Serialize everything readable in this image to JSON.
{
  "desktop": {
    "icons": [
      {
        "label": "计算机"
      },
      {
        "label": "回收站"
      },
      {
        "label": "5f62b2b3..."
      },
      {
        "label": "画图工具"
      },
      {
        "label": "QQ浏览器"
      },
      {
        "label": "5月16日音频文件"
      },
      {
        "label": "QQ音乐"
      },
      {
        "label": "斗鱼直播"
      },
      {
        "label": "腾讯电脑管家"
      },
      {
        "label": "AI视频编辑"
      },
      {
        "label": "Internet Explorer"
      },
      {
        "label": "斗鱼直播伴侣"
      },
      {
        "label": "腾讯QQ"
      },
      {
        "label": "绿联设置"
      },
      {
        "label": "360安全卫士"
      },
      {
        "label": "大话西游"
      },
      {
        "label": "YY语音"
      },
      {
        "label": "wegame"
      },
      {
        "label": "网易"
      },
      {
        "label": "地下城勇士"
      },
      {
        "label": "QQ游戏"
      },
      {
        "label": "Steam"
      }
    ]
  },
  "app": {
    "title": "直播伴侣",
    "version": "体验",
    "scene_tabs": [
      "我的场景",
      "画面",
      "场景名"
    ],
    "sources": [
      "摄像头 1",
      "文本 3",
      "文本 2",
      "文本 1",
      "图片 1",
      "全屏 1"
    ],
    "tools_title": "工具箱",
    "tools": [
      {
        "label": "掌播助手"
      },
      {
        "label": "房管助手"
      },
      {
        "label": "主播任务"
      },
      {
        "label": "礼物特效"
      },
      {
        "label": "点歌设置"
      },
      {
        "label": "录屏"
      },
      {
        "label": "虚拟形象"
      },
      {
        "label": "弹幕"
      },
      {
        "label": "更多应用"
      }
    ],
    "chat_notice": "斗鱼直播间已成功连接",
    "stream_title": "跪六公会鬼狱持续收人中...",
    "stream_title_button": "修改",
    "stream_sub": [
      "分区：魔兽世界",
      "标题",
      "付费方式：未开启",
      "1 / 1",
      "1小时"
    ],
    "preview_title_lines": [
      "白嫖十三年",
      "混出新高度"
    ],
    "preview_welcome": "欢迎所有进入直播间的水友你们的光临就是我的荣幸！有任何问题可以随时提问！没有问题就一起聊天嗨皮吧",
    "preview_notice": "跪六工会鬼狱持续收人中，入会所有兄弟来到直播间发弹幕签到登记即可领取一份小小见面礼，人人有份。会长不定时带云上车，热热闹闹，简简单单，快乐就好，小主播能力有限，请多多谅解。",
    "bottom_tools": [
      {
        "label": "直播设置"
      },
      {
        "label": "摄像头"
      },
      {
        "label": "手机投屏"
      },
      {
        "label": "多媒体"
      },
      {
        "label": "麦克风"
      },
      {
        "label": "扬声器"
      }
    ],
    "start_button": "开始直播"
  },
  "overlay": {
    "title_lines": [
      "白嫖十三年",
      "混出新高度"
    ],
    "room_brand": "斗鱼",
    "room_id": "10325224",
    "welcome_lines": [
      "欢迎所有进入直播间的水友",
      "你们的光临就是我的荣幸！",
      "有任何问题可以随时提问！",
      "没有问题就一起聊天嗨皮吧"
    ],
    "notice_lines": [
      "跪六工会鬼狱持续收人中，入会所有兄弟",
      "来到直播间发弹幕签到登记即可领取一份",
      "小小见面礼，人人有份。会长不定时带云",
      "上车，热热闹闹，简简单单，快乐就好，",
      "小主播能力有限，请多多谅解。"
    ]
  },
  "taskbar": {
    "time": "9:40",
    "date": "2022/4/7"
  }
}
* * * *
Copy and report every line where the word "人人有份" is present.

Completed exercise:
    "preview_notice": "跪六工会鬼狱持续收人中，入会所有兄弟来到直播间发弹幕签到登记即可领取一份小小见面礼，人人有份。会长不定时带云上车，热热闹闹，简简单单，快乐就好，小主播能力有限，请多多谅解。",
      "小小见面礼，人人有份。会长不定时带云",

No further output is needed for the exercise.